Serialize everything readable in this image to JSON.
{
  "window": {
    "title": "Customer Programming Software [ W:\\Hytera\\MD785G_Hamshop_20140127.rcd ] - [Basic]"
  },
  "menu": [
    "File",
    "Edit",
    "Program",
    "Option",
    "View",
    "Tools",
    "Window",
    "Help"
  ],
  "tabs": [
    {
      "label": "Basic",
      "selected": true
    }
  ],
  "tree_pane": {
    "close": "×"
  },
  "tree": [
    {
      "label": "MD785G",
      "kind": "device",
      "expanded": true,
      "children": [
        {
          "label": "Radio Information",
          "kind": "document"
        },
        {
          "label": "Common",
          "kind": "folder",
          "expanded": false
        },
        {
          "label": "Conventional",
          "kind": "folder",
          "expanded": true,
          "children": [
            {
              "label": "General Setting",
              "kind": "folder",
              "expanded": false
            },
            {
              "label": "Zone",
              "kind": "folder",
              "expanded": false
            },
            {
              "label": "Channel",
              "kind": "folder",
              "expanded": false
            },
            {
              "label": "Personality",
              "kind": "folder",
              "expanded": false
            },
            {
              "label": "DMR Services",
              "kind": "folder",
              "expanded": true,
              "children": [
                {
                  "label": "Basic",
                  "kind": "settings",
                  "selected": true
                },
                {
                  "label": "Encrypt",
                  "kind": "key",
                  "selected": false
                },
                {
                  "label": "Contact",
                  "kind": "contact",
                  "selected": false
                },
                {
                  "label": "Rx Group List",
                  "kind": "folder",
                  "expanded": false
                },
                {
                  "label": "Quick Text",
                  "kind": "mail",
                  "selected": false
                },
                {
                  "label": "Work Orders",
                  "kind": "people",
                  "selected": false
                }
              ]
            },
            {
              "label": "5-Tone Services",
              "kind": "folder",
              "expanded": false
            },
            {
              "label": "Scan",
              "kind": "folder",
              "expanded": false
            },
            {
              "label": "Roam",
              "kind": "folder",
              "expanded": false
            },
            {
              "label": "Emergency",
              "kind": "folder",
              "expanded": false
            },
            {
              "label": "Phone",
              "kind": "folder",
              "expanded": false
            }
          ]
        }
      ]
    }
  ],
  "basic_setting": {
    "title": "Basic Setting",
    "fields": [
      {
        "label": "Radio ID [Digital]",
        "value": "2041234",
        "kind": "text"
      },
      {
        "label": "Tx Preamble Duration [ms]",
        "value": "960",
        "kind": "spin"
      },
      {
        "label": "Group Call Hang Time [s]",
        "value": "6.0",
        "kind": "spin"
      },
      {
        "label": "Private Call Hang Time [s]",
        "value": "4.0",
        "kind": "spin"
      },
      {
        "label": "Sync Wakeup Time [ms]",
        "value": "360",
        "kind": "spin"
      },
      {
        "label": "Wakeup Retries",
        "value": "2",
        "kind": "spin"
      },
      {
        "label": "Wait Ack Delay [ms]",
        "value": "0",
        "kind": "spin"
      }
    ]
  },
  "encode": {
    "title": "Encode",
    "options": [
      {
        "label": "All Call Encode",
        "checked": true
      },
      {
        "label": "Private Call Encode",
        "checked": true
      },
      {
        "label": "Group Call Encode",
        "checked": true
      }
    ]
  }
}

Direction:
Check each line of the records above for the string "Time", and report every line that has it.

Answer to the task:
        "label": "Group Call Hang Time [s]",
        "label": "Private Call Hang Time [s]",
        "label": "Sync Wakeup Time [ms]",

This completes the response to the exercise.